Description of the task: Filter the lines below, copying only those with the string "this".

Rows:
** start **

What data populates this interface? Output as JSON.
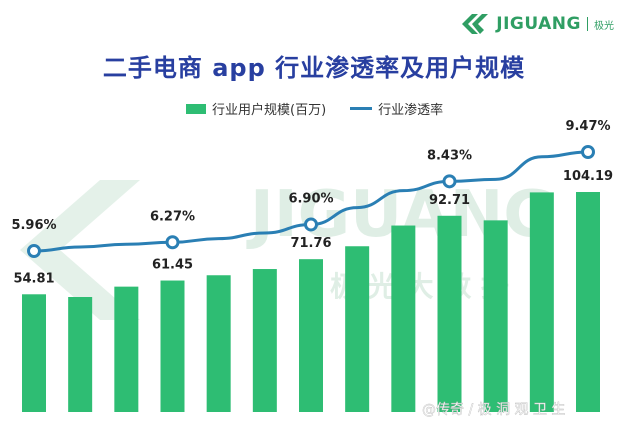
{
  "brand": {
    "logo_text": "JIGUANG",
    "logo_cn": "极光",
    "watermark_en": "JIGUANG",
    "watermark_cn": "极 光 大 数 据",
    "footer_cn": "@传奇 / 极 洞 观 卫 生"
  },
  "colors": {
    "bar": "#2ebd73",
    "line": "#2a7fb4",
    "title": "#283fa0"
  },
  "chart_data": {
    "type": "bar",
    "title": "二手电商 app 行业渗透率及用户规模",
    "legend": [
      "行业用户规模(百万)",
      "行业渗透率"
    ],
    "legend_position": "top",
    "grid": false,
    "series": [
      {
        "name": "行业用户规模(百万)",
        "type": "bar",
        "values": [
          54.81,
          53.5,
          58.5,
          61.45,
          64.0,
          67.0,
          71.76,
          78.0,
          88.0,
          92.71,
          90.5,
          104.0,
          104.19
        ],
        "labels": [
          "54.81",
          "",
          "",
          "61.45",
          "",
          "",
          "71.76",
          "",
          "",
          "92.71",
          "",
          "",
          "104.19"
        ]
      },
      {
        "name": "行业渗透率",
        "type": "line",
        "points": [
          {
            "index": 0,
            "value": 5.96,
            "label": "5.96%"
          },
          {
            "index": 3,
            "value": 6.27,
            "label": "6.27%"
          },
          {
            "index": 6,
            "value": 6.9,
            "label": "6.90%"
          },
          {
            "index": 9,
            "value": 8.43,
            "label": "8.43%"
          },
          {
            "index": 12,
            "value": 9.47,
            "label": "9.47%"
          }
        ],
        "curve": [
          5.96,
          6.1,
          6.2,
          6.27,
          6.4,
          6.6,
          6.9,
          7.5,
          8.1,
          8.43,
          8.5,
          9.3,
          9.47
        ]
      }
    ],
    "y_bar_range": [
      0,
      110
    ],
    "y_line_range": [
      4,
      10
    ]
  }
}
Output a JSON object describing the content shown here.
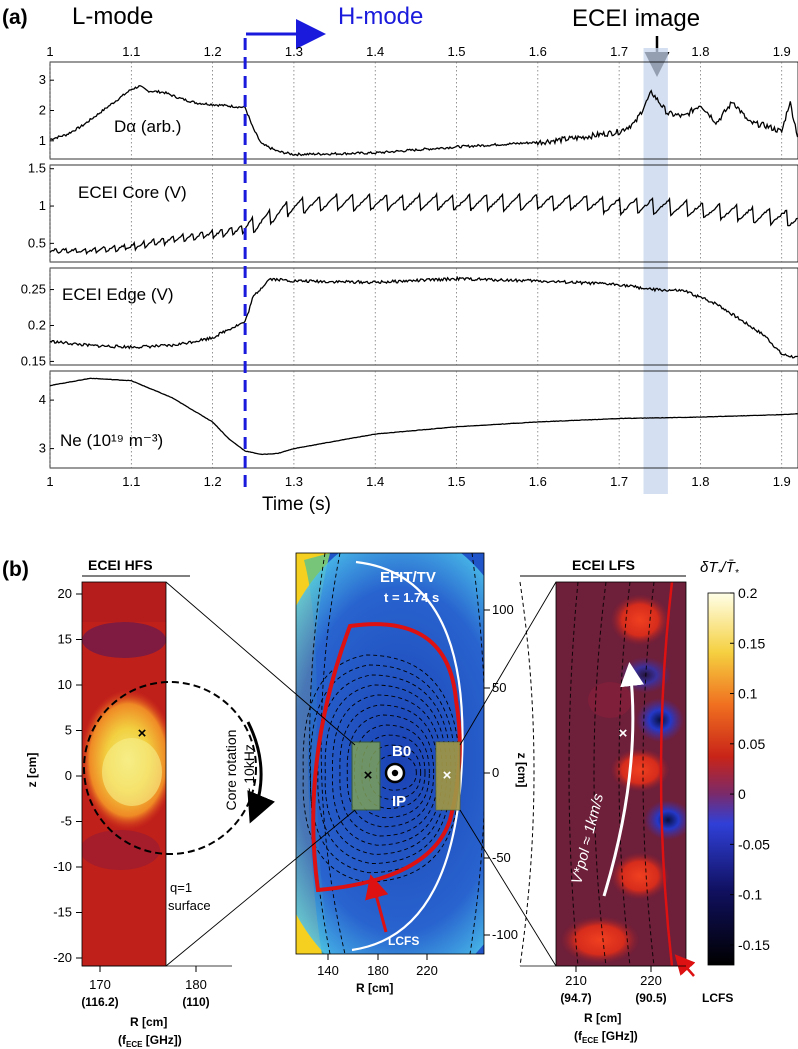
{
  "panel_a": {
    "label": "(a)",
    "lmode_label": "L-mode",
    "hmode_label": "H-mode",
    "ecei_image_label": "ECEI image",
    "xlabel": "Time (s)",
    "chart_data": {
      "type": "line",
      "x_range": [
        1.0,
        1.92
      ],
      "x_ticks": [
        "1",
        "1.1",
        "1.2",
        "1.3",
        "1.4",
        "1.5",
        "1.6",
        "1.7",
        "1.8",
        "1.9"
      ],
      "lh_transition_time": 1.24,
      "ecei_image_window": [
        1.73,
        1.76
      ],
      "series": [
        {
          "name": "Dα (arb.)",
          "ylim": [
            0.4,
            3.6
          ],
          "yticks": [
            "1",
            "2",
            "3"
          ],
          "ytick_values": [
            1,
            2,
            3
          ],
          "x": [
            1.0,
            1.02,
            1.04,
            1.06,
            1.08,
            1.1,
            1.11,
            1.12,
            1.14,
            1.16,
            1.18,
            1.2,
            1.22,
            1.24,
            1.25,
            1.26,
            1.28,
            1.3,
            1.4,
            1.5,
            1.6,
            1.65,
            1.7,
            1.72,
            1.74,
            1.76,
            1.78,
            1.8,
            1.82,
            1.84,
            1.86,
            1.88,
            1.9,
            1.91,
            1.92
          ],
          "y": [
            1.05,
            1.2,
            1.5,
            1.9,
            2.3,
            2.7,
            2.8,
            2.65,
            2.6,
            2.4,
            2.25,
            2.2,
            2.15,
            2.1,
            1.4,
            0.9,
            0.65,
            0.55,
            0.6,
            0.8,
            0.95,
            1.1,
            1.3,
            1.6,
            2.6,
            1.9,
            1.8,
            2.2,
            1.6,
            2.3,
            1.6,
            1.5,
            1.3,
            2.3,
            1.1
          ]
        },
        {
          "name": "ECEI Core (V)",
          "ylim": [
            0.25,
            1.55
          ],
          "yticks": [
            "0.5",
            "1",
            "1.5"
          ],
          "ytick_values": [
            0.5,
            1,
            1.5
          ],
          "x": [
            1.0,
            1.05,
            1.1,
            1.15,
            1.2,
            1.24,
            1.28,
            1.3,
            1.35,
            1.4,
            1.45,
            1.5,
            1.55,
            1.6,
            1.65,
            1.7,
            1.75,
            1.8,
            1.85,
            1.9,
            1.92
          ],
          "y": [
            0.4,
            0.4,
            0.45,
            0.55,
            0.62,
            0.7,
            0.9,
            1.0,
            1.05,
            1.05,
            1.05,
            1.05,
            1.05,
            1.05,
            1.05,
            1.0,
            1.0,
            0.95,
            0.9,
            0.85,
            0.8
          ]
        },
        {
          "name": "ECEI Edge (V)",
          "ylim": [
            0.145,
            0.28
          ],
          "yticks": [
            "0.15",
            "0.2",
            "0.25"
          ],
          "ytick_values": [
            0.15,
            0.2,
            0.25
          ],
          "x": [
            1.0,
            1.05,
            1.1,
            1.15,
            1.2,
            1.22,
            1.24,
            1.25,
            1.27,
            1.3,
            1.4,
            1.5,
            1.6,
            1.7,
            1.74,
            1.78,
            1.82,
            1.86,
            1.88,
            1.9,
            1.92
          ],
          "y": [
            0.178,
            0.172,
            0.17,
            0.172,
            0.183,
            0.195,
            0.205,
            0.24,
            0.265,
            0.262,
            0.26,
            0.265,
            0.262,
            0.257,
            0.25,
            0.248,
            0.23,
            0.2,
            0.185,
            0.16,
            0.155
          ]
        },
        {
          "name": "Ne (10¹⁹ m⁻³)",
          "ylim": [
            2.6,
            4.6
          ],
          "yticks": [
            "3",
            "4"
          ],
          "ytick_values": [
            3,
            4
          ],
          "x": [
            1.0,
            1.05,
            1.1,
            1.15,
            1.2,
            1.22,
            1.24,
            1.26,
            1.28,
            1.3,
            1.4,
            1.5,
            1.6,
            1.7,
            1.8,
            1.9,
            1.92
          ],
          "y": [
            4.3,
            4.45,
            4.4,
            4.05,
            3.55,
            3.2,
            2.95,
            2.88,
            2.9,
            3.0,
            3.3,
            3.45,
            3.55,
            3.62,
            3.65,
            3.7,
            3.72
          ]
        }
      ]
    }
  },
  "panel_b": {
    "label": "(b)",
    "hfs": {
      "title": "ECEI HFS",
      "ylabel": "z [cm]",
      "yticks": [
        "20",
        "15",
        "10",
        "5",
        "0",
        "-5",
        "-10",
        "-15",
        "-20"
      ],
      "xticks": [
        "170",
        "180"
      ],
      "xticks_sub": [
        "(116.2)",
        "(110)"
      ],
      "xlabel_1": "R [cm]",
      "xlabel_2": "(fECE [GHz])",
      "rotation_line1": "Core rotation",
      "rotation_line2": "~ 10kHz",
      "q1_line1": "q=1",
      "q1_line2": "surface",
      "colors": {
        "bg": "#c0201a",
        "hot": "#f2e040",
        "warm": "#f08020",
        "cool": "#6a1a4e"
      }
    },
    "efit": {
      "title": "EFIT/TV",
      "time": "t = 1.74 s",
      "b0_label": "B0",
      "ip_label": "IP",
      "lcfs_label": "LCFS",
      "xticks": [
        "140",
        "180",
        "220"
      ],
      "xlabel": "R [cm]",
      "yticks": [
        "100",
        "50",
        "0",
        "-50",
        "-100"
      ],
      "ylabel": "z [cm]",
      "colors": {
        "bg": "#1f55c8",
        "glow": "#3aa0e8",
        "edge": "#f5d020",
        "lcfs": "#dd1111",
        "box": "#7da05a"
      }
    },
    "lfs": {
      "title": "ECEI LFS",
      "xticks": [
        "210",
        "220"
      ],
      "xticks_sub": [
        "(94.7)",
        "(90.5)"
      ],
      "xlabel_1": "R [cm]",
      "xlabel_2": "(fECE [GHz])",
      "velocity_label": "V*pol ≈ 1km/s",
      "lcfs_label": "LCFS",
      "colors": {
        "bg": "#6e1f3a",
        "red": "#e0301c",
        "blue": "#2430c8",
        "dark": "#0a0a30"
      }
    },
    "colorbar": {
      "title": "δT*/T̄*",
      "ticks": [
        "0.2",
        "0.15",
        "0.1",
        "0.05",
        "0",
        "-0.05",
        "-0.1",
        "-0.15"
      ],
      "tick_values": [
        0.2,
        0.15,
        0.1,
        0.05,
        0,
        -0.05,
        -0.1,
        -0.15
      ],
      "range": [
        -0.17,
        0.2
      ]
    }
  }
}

** end **
** start **

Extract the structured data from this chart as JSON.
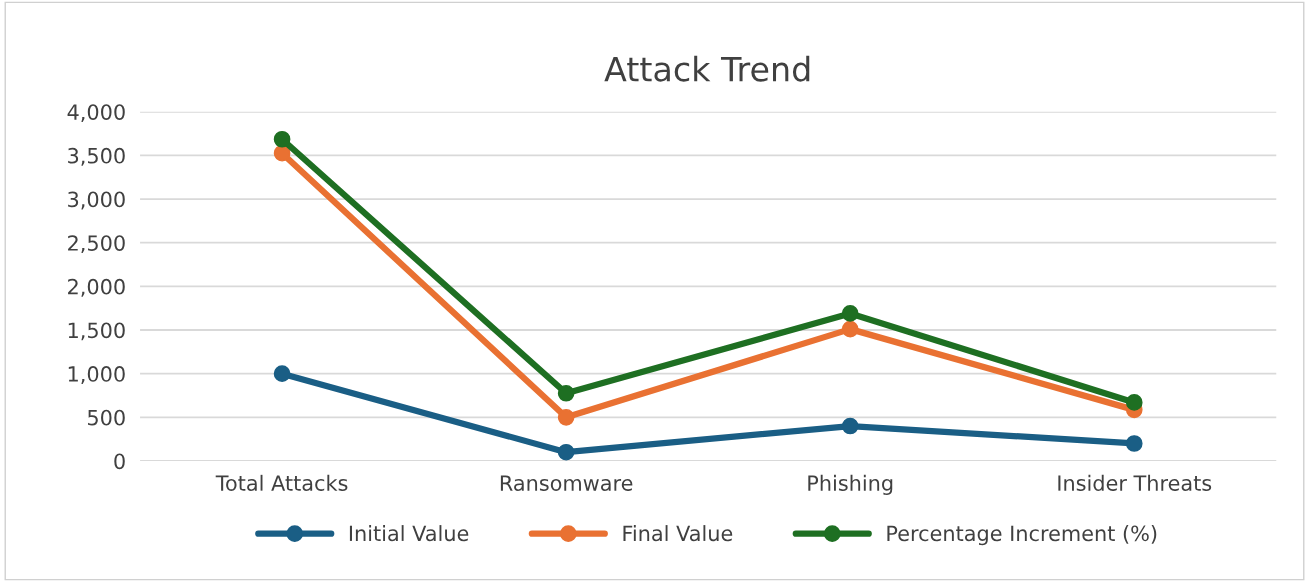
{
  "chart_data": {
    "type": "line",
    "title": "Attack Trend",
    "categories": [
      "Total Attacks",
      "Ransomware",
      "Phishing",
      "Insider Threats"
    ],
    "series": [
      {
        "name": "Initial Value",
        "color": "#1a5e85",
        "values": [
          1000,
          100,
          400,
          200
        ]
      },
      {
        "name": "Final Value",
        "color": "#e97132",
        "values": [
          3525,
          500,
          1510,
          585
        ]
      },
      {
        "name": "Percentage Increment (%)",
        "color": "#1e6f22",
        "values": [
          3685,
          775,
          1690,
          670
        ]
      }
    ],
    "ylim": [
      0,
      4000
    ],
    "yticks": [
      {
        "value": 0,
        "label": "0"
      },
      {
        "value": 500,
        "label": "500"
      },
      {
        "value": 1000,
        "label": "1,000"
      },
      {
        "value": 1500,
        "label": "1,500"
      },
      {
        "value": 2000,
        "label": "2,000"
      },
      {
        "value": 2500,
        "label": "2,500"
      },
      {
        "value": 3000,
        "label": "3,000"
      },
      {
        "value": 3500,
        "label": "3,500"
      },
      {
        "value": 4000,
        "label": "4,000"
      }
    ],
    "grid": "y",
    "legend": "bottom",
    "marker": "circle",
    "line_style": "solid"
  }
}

** end **

Full answer:
What data populates this interface? Output as JSON.
Extract the structured data from this chart as JSON.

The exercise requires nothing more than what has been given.